» **WHAT IS EXPECTED**
Extract and list every line that contains the word "Update".

======

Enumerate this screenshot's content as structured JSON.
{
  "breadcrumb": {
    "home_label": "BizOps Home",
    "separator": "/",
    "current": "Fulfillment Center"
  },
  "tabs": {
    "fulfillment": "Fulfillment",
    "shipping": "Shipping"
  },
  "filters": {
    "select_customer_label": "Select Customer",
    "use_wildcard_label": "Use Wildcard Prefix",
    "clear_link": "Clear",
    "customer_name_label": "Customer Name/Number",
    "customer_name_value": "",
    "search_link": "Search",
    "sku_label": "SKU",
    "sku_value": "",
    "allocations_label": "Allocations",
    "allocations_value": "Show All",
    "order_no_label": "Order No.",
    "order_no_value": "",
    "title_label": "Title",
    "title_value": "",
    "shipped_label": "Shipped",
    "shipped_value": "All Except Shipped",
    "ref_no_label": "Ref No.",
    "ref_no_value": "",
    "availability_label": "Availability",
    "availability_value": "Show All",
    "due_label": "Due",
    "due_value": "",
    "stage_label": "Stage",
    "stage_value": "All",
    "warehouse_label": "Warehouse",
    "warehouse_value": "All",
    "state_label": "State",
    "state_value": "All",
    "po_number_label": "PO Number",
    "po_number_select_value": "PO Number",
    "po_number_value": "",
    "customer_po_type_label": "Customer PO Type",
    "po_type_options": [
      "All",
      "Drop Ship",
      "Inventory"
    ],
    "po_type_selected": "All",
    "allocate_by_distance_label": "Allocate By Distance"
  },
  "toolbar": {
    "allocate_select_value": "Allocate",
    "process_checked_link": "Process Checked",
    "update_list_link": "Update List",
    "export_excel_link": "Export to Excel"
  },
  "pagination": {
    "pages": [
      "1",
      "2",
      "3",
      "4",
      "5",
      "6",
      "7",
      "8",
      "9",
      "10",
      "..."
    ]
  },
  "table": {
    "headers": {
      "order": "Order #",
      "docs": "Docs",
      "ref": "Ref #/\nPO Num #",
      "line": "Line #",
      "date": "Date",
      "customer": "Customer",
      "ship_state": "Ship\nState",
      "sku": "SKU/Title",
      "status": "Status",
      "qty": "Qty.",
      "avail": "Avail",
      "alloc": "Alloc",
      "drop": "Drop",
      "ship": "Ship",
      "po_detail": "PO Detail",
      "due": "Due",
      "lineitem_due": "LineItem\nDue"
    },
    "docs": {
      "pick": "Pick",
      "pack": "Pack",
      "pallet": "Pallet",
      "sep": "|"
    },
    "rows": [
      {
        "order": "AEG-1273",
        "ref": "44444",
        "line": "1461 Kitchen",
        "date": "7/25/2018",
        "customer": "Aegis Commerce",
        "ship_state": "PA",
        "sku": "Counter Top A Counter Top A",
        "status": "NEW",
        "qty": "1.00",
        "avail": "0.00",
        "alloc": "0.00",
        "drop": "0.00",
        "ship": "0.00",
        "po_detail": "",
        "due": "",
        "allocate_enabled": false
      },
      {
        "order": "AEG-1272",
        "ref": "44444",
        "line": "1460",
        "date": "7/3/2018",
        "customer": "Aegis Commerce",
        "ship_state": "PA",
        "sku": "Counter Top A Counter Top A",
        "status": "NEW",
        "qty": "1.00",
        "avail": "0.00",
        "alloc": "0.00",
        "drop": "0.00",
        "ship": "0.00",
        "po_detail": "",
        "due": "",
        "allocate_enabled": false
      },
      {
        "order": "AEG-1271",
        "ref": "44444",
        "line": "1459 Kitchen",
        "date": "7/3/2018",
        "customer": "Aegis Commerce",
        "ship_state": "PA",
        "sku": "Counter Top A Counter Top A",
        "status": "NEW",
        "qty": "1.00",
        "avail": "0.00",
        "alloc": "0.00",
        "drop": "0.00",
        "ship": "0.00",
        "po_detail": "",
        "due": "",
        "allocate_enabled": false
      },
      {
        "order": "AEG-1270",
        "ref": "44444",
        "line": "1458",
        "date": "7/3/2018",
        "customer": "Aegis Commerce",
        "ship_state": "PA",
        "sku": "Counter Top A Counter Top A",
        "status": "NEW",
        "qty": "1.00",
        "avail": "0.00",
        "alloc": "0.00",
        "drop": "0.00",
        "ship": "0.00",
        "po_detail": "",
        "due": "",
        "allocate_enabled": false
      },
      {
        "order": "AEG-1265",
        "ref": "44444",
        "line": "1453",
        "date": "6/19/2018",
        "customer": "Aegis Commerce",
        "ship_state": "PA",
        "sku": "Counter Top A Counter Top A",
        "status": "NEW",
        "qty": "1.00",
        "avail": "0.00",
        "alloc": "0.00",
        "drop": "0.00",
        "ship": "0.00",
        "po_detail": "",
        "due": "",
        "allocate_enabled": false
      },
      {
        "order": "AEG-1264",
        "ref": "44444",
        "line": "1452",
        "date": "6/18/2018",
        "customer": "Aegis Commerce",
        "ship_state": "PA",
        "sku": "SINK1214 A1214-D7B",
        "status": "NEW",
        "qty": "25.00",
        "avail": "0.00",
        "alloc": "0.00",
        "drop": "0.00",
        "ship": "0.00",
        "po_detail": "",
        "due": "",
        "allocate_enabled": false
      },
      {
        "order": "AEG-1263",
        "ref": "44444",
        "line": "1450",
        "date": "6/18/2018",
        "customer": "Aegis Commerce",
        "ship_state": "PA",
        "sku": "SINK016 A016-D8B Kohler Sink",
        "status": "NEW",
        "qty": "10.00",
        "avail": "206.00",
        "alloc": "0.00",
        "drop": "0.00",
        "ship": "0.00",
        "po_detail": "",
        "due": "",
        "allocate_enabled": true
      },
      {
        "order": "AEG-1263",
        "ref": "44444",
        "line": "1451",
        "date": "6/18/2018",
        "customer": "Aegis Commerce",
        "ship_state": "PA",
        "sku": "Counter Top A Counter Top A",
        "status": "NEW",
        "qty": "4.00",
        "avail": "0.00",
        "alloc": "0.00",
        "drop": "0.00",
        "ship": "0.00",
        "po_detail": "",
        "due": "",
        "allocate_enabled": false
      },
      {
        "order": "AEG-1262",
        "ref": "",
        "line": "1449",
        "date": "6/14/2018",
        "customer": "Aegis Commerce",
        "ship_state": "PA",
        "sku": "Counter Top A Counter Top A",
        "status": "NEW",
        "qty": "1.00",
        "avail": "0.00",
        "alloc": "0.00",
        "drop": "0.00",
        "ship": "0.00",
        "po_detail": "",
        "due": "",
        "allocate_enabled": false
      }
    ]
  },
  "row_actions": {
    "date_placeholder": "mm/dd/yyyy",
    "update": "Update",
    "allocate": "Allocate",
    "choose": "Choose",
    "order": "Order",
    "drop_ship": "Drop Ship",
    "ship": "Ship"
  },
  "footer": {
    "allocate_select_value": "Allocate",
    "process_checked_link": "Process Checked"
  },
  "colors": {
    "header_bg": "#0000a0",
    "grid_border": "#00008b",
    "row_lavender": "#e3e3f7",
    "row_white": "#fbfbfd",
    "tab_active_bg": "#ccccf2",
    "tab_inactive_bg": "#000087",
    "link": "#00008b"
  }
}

======

» **SOLUTION TO THE PROBLEM**
    "update_list_link": "Update List",
    "update": "Update",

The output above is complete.